## BEGIN Input material
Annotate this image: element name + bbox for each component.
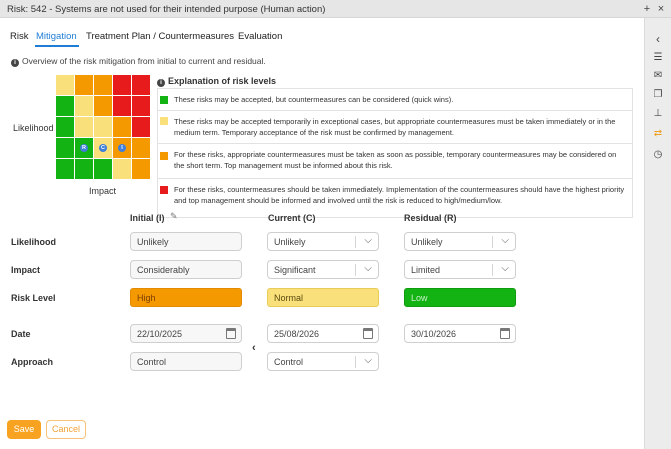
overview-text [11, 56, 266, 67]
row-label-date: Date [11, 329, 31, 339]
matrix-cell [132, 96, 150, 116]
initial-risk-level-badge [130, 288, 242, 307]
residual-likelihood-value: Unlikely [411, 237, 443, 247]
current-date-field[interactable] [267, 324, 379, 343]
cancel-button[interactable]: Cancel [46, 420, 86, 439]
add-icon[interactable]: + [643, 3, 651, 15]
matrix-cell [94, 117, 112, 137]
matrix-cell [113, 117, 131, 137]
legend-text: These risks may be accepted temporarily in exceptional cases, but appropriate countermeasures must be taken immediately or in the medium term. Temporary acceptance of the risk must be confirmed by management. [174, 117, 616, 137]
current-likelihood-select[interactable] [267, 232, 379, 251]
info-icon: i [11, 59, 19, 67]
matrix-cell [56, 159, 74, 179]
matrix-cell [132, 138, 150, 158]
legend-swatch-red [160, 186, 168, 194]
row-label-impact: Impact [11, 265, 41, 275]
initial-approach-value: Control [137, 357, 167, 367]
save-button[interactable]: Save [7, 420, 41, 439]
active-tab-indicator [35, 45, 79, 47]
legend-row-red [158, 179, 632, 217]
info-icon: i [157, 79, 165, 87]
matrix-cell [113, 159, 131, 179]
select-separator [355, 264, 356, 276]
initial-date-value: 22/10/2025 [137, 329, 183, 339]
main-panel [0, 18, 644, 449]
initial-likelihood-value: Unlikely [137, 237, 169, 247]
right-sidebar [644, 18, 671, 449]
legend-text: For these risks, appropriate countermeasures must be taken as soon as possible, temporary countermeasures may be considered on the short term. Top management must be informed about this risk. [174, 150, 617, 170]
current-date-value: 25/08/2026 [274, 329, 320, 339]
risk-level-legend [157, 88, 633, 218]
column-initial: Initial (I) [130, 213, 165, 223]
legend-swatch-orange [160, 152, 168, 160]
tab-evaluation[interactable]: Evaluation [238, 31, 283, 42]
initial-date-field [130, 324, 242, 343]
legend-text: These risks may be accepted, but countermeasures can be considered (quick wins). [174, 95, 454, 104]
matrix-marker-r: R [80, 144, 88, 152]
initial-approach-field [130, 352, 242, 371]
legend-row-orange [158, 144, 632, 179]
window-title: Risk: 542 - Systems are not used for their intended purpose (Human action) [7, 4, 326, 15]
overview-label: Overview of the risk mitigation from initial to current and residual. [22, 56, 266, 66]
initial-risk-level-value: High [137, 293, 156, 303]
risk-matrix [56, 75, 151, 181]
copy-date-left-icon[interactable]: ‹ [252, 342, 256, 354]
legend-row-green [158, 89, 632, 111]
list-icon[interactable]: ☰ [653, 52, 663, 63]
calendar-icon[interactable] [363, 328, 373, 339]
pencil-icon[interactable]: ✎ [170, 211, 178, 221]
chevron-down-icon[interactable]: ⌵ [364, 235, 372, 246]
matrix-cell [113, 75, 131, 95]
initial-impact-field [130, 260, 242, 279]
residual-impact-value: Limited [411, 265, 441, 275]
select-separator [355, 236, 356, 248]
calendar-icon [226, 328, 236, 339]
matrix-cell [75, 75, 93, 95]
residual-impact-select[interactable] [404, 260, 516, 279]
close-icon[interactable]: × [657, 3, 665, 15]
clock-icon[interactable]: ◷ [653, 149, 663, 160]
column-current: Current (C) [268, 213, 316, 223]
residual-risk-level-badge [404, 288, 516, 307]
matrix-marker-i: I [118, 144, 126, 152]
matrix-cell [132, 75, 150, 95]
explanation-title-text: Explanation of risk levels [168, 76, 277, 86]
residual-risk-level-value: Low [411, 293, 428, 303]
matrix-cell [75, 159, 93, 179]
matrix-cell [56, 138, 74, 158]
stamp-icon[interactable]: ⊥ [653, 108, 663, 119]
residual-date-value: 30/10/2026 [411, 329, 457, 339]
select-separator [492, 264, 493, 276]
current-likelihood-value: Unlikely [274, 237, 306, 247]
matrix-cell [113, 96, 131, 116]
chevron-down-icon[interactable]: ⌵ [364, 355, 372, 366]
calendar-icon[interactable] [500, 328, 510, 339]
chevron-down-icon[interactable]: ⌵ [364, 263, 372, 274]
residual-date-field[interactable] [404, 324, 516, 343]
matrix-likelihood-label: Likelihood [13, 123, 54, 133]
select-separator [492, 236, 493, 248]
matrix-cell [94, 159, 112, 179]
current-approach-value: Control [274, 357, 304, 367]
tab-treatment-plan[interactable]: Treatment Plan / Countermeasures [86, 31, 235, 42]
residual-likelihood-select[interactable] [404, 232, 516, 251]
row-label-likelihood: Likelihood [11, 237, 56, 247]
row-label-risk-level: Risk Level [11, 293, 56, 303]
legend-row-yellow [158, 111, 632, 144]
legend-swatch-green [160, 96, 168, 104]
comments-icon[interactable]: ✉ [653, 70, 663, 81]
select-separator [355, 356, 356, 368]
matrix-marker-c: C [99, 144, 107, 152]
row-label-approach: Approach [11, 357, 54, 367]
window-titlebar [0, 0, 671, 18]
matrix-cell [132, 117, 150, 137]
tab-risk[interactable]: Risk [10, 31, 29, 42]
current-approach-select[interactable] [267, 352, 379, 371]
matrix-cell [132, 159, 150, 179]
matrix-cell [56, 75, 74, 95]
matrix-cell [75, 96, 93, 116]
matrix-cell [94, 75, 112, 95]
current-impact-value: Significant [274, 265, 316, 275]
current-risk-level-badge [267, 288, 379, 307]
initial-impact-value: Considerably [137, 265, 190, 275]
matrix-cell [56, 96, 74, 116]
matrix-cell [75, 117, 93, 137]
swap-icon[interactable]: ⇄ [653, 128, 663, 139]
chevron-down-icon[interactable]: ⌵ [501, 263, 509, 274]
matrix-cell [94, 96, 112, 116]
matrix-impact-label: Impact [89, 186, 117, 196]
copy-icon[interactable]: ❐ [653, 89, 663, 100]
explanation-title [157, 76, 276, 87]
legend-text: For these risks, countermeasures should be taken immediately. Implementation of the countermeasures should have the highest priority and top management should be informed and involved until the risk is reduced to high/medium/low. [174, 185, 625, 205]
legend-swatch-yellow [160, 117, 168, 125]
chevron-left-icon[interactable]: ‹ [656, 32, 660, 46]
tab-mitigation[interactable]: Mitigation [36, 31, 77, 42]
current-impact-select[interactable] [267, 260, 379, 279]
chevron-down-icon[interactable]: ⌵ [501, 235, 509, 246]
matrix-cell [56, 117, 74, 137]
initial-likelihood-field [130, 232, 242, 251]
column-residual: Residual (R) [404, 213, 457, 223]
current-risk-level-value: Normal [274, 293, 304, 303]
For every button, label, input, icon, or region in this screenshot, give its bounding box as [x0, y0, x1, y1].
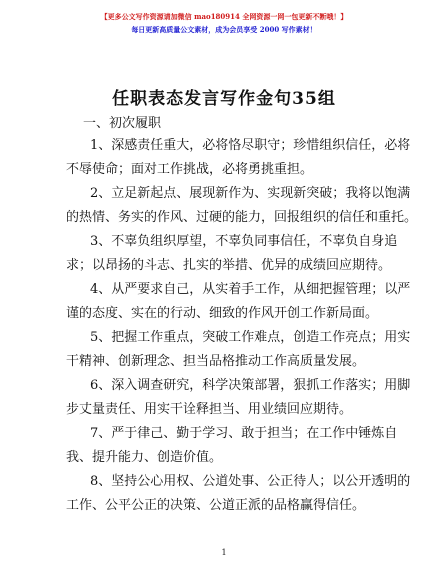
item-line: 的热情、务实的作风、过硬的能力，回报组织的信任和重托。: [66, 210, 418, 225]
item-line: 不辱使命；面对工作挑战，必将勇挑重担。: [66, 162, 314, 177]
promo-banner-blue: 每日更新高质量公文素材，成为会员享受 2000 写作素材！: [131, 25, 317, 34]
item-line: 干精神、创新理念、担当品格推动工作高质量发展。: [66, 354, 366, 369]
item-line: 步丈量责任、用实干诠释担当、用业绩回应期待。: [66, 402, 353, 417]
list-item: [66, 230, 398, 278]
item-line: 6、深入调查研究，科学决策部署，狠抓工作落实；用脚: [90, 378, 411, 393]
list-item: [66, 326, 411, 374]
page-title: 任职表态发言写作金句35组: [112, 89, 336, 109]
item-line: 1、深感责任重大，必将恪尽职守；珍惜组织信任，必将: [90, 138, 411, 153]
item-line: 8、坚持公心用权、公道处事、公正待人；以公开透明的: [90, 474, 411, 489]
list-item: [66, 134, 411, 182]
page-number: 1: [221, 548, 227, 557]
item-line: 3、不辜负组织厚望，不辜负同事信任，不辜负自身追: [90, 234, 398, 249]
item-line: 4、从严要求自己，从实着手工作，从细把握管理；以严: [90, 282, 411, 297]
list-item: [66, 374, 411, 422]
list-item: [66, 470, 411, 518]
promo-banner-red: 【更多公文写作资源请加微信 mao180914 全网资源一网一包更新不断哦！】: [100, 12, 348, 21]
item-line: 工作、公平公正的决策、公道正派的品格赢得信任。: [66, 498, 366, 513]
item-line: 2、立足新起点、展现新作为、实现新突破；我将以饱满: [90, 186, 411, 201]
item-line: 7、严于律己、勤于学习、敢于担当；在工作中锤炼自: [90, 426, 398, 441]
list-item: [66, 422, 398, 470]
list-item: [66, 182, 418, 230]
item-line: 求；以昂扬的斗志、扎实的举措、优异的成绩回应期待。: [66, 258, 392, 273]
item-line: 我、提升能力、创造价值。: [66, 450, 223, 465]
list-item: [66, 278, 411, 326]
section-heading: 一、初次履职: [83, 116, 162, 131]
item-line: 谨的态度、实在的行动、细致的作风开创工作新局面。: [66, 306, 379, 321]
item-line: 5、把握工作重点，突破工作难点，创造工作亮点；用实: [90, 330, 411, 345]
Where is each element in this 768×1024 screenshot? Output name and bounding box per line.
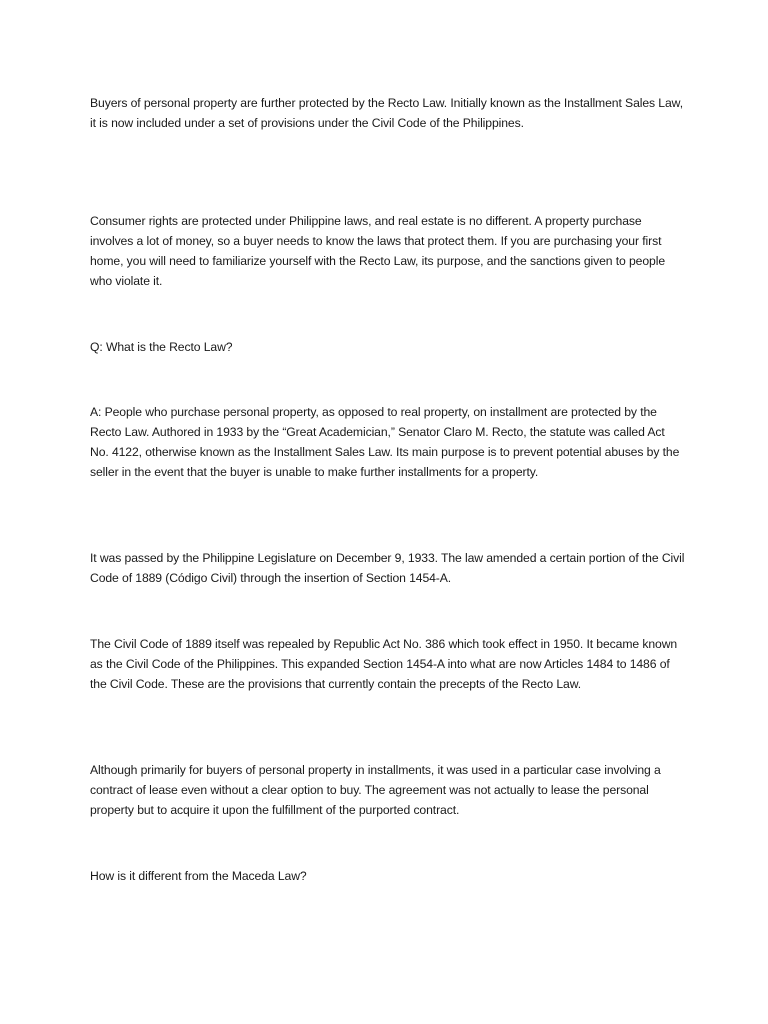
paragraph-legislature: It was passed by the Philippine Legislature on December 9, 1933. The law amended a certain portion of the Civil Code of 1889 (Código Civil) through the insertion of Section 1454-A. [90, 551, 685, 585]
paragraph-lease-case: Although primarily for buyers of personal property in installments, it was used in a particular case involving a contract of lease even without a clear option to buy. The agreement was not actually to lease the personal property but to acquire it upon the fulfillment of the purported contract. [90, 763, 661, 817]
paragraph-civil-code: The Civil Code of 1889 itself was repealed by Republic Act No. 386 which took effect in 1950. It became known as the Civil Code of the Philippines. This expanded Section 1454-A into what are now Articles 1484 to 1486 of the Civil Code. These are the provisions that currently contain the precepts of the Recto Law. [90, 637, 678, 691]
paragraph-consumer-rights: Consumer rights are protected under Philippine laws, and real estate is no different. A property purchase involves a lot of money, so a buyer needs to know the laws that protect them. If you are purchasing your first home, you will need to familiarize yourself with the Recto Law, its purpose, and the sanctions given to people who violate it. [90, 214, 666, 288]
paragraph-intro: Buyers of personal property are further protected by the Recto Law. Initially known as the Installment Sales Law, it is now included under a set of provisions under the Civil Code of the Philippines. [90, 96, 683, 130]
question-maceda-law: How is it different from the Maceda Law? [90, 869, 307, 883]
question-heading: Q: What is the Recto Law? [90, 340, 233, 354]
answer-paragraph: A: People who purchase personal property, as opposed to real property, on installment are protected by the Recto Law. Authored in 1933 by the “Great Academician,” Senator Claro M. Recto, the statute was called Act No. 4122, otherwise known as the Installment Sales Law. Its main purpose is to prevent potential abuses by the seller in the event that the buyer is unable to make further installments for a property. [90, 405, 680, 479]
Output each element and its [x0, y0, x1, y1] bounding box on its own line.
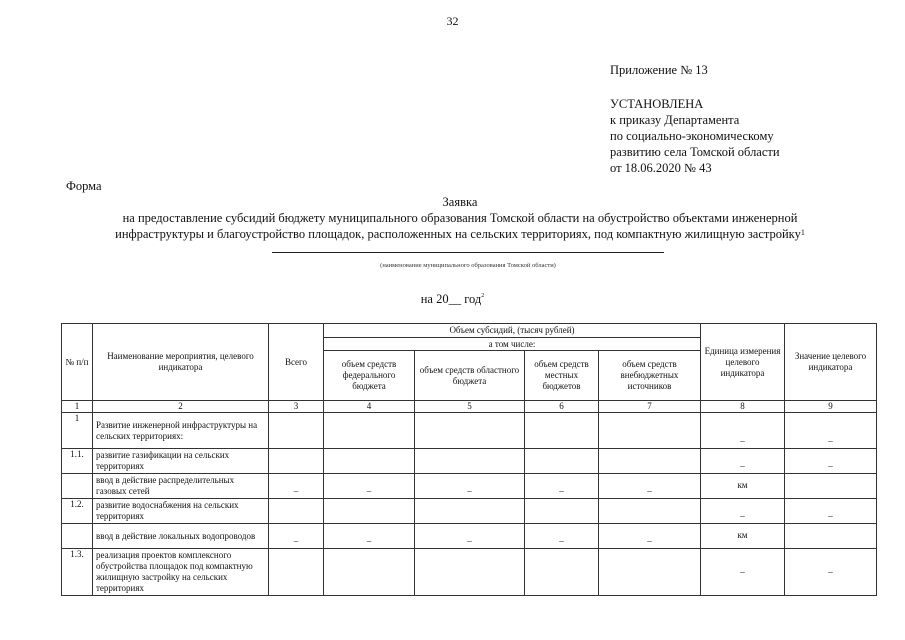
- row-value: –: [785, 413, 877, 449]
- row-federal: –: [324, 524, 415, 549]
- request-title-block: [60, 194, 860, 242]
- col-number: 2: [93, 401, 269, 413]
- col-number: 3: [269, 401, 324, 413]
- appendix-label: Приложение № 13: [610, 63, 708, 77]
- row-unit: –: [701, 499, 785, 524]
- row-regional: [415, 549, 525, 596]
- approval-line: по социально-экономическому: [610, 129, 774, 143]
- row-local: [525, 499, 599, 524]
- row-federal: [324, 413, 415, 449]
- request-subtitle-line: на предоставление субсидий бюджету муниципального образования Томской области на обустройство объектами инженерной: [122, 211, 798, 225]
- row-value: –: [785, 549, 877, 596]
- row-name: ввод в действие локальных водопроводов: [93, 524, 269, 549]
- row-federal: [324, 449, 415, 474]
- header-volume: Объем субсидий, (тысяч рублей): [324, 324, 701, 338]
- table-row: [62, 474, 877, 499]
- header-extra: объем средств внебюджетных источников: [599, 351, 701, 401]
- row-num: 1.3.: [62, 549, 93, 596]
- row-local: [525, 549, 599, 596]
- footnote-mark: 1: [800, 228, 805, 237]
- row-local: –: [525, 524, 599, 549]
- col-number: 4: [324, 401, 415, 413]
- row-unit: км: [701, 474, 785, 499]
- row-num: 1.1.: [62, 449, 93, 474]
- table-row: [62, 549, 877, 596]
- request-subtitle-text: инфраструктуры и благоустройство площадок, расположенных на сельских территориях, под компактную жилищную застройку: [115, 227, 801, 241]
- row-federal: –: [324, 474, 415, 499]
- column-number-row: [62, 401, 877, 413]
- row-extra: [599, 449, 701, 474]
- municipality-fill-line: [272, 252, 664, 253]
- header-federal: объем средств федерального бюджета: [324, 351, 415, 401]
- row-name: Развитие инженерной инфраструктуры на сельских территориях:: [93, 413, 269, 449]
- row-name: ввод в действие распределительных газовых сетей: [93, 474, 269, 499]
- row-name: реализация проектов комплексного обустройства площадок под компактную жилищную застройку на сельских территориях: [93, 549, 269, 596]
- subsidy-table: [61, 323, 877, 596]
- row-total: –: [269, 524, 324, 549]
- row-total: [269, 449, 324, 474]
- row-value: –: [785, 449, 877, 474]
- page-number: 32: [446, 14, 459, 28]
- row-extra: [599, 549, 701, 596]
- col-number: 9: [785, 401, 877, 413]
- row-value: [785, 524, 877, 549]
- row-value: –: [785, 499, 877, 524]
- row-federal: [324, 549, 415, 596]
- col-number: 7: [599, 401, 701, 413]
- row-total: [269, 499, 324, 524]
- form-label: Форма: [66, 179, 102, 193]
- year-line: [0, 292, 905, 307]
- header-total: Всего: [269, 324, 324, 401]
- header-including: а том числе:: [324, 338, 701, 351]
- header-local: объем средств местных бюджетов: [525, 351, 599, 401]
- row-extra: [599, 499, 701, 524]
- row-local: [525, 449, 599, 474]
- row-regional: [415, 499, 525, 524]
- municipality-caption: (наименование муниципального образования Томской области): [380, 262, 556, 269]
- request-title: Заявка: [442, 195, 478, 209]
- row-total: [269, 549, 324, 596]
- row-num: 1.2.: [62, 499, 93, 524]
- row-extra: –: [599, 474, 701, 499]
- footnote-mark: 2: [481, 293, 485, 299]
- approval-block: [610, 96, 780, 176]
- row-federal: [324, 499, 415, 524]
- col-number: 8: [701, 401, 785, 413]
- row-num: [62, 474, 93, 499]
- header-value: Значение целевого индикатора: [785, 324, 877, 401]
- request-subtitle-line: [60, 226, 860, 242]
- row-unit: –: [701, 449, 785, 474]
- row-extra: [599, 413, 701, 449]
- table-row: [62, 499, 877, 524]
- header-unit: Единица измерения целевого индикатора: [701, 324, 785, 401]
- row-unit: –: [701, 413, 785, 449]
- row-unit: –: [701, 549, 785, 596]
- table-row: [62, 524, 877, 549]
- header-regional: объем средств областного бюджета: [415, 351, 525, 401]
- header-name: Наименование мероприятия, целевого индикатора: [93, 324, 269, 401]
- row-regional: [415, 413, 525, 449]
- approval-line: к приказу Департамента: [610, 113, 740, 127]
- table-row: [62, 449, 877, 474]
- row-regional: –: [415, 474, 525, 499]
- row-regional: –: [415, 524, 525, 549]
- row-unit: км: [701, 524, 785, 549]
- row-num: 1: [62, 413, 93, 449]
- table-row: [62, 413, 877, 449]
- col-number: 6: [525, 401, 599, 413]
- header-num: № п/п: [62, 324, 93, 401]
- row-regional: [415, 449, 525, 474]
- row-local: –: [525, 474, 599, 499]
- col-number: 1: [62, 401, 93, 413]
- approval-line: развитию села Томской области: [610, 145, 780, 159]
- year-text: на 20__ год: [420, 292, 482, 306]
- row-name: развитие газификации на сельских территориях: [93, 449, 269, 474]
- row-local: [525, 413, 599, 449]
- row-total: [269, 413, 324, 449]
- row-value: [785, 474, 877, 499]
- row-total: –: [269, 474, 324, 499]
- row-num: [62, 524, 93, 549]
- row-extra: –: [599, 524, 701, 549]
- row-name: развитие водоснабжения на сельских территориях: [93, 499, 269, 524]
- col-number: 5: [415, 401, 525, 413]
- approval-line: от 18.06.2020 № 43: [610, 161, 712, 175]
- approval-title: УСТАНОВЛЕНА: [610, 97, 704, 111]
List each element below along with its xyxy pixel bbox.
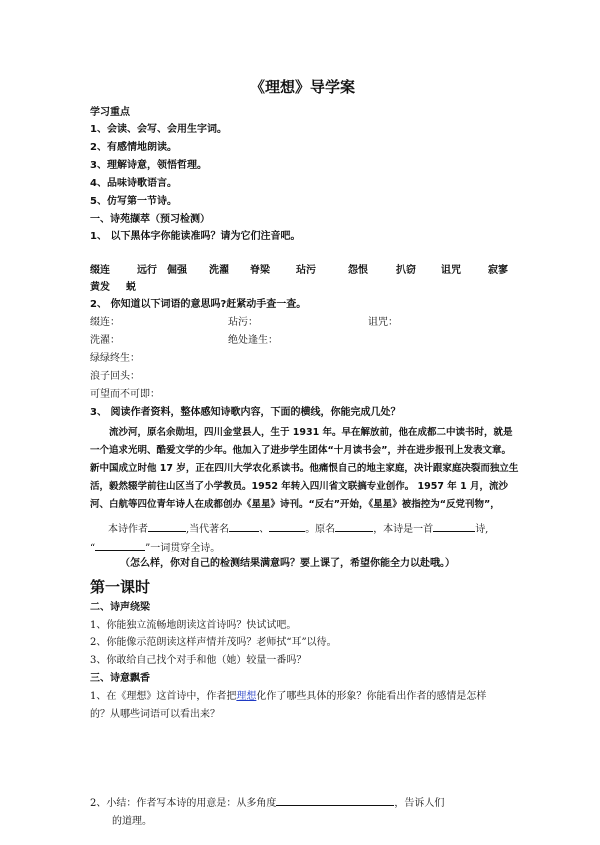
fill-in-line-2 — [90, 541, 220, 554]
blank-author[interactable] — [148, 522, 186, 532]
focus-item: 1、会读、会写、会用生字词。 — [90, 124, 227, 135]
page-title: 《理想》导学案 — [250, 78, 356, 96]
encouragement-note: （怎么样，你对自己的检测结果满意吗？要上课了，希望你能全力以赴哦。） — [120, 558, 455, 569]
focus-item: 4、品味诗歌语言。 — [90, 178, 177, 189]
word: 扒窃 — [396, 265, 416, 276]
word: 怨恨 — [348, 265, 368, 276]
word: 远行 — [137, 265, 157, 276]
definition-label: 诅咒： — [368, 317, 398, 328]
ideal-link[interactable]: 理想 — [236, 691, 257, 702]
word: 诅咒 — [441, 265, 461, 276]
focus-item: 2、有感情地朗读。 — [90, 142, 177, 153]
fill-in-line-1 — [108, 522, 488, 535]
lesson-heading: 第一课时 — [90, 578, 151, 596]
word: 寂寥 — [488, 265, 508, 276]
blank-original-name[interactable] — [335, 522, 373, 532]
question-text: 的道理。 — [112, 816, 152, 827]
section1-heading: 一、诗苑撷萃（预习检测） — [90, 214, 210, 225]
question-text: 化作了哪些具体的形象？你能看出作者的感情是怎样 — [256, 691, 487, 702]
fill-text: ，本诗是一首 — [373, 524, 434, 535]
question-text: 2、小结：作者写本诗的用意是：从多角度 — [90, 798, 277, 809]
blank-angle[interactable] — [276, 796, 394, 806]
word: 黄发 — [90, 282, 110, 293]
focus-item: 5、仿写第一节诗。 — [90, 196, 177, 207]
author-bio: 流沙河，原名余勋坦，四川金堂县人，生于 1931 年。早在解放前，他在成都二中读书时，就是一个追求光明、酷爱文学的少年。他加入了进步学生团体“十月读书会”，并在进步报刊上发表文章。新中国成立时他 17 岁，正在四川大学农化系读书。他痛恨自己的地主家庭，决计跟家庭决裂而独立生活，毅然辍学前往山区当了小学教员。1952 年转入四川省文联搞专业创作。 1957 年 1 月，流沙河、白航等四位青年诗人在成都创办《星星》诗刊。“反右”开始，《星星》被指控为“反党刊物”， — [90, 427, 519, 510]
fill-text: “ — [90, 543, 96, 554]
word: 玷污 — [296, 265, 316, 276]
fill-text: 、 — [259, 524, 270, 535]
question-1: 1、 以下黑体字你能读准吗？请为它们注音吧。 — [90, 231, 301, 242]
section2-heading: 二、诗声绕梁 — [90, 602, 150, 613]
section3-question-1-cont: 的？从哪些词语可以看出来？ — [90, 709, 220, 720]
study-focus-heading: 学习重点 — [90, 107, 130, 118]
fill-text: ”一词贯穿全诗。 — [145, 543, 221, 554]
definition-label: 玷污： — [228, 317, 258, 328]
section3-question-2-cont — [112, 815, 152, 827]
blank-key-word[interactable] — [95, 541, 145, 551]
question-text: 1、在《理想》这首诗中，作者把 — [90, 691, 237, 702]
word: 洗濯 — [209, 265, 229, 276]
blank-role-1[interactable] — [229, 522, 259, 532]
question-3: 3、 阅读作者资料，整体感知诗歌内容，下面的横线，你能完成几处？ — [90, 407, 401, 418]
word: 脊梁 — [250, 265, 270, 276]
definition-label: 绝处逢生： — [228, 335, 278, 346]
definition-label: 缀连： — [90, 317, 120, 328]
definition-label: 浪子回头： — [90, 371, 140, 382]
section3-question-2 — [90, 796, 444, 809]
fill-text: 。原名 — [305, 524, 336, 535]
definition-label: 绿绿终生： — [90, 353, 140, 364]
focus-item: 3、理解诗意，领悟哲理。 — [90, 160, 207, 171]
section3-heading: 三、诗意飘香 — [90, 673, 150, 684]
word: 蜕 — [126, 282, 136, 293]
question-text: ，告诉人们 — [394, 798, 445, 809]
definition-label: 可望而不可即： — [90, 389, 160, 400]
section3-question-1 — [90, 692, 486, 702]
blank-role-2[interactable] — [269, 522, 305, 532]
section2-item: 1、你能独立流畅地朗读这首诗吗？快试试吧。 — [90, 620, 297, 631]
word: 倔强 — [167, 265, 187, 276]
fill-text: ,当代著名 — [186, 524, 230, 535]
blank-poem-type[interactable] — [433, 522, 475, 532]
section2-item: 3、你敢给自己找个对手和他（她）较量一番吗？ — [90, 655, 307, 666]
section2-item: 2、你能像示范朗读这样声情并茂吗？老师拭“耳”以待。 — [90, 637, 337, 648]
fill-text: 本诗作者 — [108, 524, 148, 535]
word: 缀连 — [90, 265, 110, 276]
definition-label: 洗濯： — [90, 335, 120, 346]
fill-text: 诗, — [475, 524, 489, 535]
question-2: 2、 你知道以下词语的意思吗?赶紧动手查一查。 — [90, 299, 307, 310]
## END Input material
__Stated exercise__.
Render the lines above, from the line with "item-line: 的热情、务实的作风、过硬的能力，回报组织的信任和重托。: [66, 210, 418, 225]" to the line with "list-item: [66, 374, 411, 422]", as a Markdown table with the columns No. and Line, omitting any blank lines.

__Full output__.
| No. | Line |
|---|---|
| 1 | item-line: 的热情、务实的作风、过硬的能力，回报组织的信任和重托。: [66, 210, 418, 225] |
| 2 | item-line: 不辱使命；面对工作挑战，必将勇挑重担。: [66, 162, 314, 177] |
| 3 | promo-banner-blue: 每日更新高质量公文素材，成为会员享受 2000 写作素材！: [131, 25, 317, 34] |
| 4 | item-line: 干精神、创新理念、担当品格推动工作高质量发展。: [66, 354, 366, 369] |
| 5 | item-line: 步丈量责任、用实干诠释担当、用业绩回应期待。: [66, 402, 353, 417] |
| 6 | list-item: [66, 230, 398, 278] |
| 7 | item-line: 6、深入调查研究，科学决策部署，狠抓工作落实；用脚: [90, 378, 411, 393] |
| 8 | list-item: [66, 326, 411, 374] |
| 9 | page-title: 任职表态发言写作金句35组: [112, 89, 336, 109] |
| 10 | item-line: 1、深感责任重大，必将恪尽职守；珍惜组织信任，必将: [90, 138, 411, 153] |
| 11 | item-line: 8、坚持公心用权、公道处事、公正待人；以公开透明的: [90, 474, 411, 489] |
| 12 | list-item: [66, 134, 411, 182] |
| 13 | page-number: 1: [221, 548, 227, 557] |
| 14 | item-line: 3、不辜负组织厚望，不辜负同事信任，不辜负自身追: [90, 234, 398, 249] |
| 15 | item-line: 4、从严要求自己，从实着手工作，从细把握管理；以严: [90, 282, 411, 297] |
| 16 | list-item: [66, 374, 411, 422] |